● Task prompt:
Extract all of the data and reproduce it precisely.

==== Provided data ====

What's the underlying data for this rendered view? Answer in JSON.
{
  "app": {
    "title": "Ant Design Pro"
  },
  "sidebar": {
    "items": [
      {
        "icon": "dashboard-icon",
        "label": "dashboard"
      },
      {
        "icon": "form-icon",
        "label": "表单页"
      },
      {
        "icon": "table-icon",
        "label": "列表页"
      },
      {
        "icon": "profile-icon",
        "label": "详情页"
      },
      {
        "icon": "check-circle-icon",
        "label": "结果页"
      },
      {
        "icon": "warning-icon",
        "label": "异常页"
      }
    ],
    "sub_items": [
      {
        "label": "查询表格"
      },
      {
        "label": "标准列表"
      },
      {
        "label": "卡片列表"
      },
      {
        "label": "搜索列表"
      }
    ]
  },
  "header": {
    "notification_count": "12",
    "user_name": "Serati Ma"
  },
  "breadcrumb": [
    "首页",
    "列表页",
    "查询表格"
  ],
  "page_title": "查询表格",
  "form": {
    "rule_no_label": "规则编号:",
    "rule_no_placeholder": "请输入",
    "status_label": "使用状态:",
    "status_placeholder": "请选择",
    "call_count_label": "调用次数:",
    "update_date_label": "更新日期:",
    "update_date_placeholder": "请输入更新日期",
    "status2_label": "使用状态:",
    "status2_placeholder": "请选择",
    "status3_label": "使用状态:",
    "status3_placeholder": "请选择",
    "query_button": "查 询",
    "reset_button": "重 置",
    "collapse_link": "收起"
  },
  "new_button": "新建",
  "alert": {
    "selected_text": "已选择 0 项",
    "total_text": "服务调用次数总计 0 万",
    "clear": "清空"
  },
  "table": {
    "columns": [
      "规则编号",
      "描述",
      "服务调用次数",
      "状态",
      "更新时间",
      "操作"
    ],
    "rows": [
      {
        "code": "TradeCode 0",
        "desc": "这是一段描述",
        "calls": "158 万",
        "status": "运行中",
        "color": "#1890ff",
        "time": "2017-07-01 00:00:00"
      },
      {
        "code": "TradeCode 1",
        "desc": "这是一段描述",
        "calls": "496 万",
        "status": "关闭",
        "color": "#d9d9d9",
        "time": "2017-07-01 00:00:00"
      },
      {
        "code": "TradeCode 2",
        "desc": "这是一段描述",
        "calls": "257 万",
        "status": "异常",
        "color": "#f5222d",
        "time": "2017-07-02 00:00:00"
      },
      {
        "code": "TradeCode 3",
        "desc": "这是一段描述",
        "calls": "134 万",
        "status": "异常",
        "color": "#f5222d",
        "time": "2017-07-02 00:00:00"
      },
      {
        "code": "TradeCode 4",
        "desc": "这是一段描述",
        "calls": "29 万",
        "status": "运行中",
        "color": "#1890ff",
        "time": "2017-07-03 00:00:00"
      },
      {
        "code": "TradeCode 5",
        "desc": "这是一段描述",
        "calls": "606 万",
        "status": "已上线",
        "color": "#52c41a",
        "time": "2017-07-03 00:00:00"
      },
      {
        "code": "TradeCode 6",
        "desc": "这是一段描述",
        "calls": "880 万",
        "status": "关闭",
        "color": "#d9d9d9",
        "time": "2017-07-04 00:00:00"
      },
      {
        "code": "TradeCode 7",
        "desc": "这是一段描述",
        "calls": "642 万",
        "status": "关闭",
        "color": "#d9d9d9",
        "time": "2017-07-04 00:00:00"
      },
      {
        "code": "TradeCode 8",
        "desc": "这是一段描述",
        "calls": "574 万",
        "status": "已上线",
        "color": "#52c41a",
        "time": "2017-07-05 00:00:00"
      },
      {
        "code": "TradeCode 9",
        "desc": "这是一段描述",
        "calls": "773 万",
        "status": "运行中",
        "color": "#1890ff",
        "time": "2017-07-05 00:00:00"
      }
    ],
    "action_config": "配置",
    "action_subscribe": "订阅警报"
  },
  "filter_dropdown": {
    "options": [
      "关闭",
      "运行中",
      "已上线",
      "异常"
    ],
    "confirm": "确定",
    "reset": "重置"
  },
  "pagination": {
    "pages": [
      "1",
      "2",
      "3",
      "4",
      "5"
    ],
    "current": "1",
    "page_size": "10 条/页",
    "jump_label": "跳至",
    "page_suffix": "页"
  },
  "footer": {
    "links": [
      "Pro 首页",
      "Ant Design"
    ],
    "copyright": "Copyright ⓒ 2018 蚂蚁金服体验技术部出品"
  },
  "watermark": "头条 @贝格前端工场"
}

====

● Reply:
What's the underlying data for this rendered view? Answer in JSON.
{
  "app": {
    "title": "Ant Design Pro"
  },
  "sidebar": {
    "items": [
      {
        "icon": "dashboard-icon",
        "label": "dashboard"
      },
      {
        "icon": "form-icon",
        "label": "表单页"
      },
      {
        "icon": "table-icon",
        "label": "列表页"
      },
      {
        "icon": "profile-icon",
        "label": "详情页"
      },
      {
        "icon": "check-circle-icon",
        "label": "结果页"
      },
      {
        "icon": "warning-icon",
        "label": "异常页"
      }
    ],
    "sub_items": [
      {
        "label": "查询表格"
      },
      {
        "label": "标准列表"
      },
      {
        "label": "卡片列表"
      },
      {
        "label": "搜索列表"
      }
    ]
  },
  "header": {
    "notification_count": "12",
    "user_name": "Serati Ma"
  },
  "breadcrumb": [
    "首页",
    "列表页",
    "查询表格"
  ],
  "page_title": "查询表格",
  "form": {
    "rule_no_label": "规则编号:",
    "rule_no_placeholder": "请输入",
    "status_label": "使用状态:",
    "status_placeholder": "请选择",
    "call_count_label": "调用次数:",
    "update_date_label": "更新日期:",
    "update_date_placeholder": "请输入更新日期",
    "status2_label": "使用状态:",
    "status2_placeholder": "请选择",
    "status3_label": "使用状态:",
    "status3_placeholder": "请选择",
    "query_button": "查 询",
    "reset_button": "重 置",
    "collapse_link": "收起"
  },
  "new_button": "新建",
  "alert": {
    "selected_text": "已选择 0 项",
    "total_text": "服务调用次数总计 0 万",
    "clear": "清空"
  },
  "table": {
    "columns": [
      "规则编号",
      "描述",
      "服务调用次数",
      "状态",
      "更新时间",
      "操作"
    ],
    "rows": [
      {
        "code": "TradeCode 0",
        "desc": "这是一段描述",
        "calls": "158 万",
        "status": "运行中",
        "color": "#1890ff",
        "time": "2017-07-01 00:00:00"
      },
      {
        "code": "TradeCode 1",
        "desc": "这是一段描述",
        "calls": "496 万",
        "status": "关闭",
        "color": "#d9d9d9",
        "time": "2017-07-01 00:00:00"
      },
      {
        "code": "TradeCode 2",
        "desc": "这是一段描述",
        "calls": "257 万",
        "status": "异常",
        "color": "#f5222d",
        "time": "2017-07-02 00:00:00"
      },
      {
        "code": "TradeCode 3",
        "desc": "这是一段描述",
        "calls": "134 万",
        "status": "异常",
        "color": "#f5222d",
        "time": "2017-07-02 00:00:00"
      },
      {
        "code": "TradeCode 4",
        "desc": "这是一段描述",
        "calls": "29 万",
        "status": "运行中",
        "color": "#1890ff",
        "time": "2017-07-03 00:00:00"
      },
      {
        "code": "TradeCode 5",
        "desc": "这是一段描述",
        "calls": "606 万",
        "status": "已上线",
        "color": "#52c41a",
        "time": "2017-07-03 00:00:00"
      },
      {
        "code": "TradeCode 6",
        "desc": "这是一段描述",
        "calls": "880 万",
        "status": "关闭",
        "color": "#d9d9d9",
        "time": "2017-07-04 00:00:00"
      },
      {
        "code": "TradeCode 7",
        "desc": "这是一段描述",
        "calls": "642 万",
        "status": "关闭",
        "color": "#d9d9d9",
        "time": "2017-07-04 00:00:00"
      },
      {
        "code": "TradeCode 8",
        "desc": "这是一段描述",
        "calls": "574 万",
        "status": "已上线",
        "color": "#52c41a",
        "time": "2017-07-05 00:00:00"
      },
      {
        "code": "TradeCode 9",
        "desc": "这是一段描述",
        "calls": "773 万",
        "status": "运行中",
        "color": "#1890ff",
        "time": "2017-07-05 00:00:00"
      }
    ],
    "action_config": "配置",
    "action_subscribe": "订阅警报"
  },
  "filter_dropdown": {
    "options": [
      "关闭",
      "运行中",
      "已上线",
      "异常"
    ],
    "confirm": "确定",
    "reset": "重置"
  },
  "pagination": {
    "pages": [
      "1",
      "2",
      "3",
      "4",
      "5"
    ],
    "current": "1",
    "page_size": "10 条/页",
    "jump_label": "跳至",
    "page_suffix": "页"
  },
  "footer": {
    "links": [
      "Pro 首页",
      "Ant Design"
    ],
    "copyright": "Copyright ⓒ 2018 蚂蚁金服体验技术部出品"
  },
  "watermark": "头条 @贝格前端工场"
}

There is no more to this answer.